>> START RAW DATA

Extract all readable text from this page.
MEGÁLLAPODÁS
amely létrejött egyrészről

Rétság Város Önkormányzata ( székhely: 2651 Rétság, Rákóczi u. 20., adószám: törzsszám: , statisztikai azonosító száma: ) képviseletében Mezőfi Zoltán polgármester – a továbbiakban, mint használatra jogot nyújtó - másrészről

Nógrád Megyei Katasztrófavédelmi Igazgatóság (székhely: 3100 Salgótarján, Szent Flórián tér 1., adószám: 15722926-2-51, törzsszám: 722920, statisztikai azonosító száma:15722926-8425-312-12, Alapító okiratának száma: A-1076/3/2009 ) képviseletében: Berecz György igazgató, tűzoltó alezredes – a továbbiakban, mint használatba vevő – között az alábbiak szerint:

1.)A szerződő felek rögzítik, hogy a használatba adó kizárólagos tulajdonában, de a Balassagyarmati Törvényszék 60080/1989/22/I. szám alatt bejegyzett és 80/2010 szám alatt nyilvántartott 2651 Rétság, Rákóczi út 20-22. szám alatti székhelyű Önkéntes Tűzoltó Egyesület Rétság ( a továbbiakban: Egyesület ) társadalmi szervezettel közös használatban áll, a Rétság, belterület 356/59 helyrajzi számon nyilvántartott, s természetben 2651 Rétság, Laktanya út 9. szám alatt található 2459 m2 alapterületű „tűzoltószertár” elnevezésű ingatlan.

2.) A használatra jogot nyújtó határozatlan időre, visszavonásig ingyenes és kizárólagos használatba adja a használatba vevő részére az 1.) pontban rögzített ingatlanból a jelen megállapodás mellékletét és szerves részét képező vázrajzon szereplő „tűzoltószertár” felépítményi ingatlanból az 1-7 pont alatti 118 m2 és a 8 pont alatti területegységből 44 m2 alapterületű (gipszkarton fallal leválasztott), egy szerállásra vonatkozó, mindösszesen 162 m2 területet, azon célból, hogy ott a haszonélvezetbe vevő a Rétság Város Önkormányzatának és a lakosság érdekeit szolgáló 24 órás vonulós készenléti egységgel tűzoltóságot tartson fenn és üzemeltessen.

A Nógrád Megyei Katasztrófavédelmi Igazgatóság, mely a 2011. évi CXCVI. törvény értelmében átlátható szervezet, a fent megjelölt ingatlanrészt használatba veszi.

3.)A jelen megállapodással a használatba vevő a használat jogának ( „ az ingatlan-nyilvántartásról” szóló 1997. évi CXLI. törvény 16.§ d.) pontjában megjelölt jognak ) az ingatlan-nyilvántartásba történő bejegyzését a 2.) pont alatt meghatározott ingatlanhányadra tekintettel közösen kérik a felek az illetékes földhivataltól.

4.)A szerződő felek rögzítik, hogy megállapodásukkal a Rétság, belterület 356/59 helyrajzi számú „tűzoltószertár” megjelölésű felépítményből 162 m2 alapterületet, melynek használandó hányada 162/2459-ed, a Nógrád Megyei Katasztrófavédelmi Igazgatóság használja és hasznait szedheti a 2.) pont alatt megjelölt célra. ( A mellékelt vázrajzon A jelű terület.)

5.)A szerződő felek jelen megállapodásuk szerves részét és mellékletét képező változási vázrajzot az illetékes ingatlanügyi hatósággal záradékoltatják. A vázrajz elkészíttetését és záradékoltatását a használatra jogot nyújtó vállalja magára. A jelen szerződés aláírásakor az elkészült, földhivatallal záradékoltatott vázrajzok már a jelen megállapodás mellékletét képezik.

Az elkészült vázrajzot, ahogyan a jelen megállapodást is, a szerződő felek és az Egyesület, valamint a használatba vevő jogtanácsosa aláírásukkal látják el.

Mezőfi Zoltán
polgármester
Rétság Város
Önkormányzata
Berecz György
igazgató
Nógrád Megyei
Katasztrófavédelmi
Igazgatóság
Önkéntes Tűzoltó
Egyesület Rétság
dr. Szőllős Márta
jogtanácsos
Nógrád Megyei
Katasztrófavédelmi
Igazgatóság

>> END RAW DATA

TASK DIRECTIONS »
Write out each line of the data above again, exactly as given.

FULL ANSWER »
Extract all readable text from this page.
MEGÁLLAPODÁS
amely létrejött egyrészről

Rétság Város Önkormányzata ( székhely: 2651 Rétság, Rákóczi u. 20., adószám: törzsszám: , statisztikai azonosító száma: ) képviseletében Mezőfi Zoltán polgármester – a továbbiakban, mint használatra jogot nyújtó - másrészről

Nógrád Megyei Katasztrófavédelmi Igazgatóság (székhely: 3100 Salgótarján, Szent Flórián tér 1., adószám: 15722926-2-51, törzsszám: 722920, statisztikai azonosító száma:15722926-8425-312-12, Alapító okiratának száma: A-1076/3/2009 ) képviseletében: Berecz György igazgató, tűzoltó alezredes – a továbbiakban, mint használatba vevő – között az alábbiak szerint:

1.)A szerződő felek rögzítik, hogy a használatba adó kizárólagos tulajdonában, de a Balassagyarmati Törvényszék 60080/1989/22/I. szám alatt bejegyzett és 80/2010 szám alatt nyilvántartott 2651 Rétság, Rákóczi út 20-22. szám alatti székhelyű Önkéntes Tűzoltó Egyesület Rétság ( a továbbiakban: Egyesület ) társadalmi szervezettel közös használatban áll, a Rétság, belterület 356/59 helyrajzi számon nyilvántartott, s természetben 2651 Rétság, Laktanya út 9. szám alatt található 2459 m2 alapterületű „tűzoltószertár” elnevezésű ingatlan.

2.) A használatra jogot nyújtó határozatlan időre, visszavonásig ingyenes és kizárólagos használatba adja a használatba vevő részére az 1.) pontban rögzített ingatlanból a jelen megállapodás mellékletét és szerves részét képező vázrajzon szereplő „tűzoltószertár” felépítményi ingatlanból az 1-7 pont alatti 118 m2 és a 8 pont alatti területegységből 44 m2 alapterületű (gipszkarton fallal leválasztott), egy szerállásra vonatkozó, mindösszesen 162 m2 területet, azon célból, hogy ott a haszonélvezetbe vevő a Rétság Város Önkormányzatának és a lakosság érdekeit szolgáló 24 órás vonulós készenléti egységgel tűzoltóságot tartson fenn és üzemeltessen.

A Nógrád Megyei Katasztrófavédelmi Igazgatóság, mely a 2011. évi CXCVI. törvény értelmében átlátható szervezet, a fent megjelölt ingatlanrészt használatba veszi.

3.)A jelen megállapodással a használatba vevő a használat jogának ( „ az ingatlan-nyilvántartásról” szóló 1997. évi CXLI. törvény 16.§ d.) pontjában megjelölt jognak ) az ingatlan-nyilvántartásba történő bejegyzését a 2.) pont alatt meghatározott ingatlanhányadra tekintettel közösen kérik a felek az illetékes földhivataltól.

4.)A szerződő felek rögzítik, hogy megállapodásukkal a Rétság, belterület 356/59 helyrajzi számú „tűzoltószertár” megjelölésű felépítményből 162 m2 alapterületet, melynek használandó hányada 162/2459-ed, a Nógrád Megyei Katasztrófavédelmi Igazgatóság használja és hasznait szedheti a 2.) pont alatt megjelölt célra. ( A mellékelt vázrajzon A jelű terület.)

5.)A szerződő felek jelen megállapodásuk szerves részét és mellékletét képező változási vázrajzot az illetékes ingatlanügyi hatósággal záradékoltatják. A vázrajz elkészíttetését és záradékoltatását a használatra jogot nyújtó vállalja magára. A jelen szerződés aláírásakor az elkészült, földhivatallal záradékoltatott vázrajzok már a jelen megállapodás mellékletét képezik.

Az elkészült vázrajzot, ahogyan a jelen megállapodást is, a szerződő felek és az Egyesület, valamint a használatba vevő jogtanácsosa aláírásukkal látják el.

Mezőfi Zoltán
polgármester
Rétság Város
Önkormányzata
Berecz György
igazgató
Nógrád Megyei
Katasztrófavédelmi
Igazgatóság
Önkéntes Tűzoltó
Egyesület Rétság
dr. Szőllős Márta
jogtanácsos
Nógrád Megyei
Katasztrófavédelmi
Igazgatóság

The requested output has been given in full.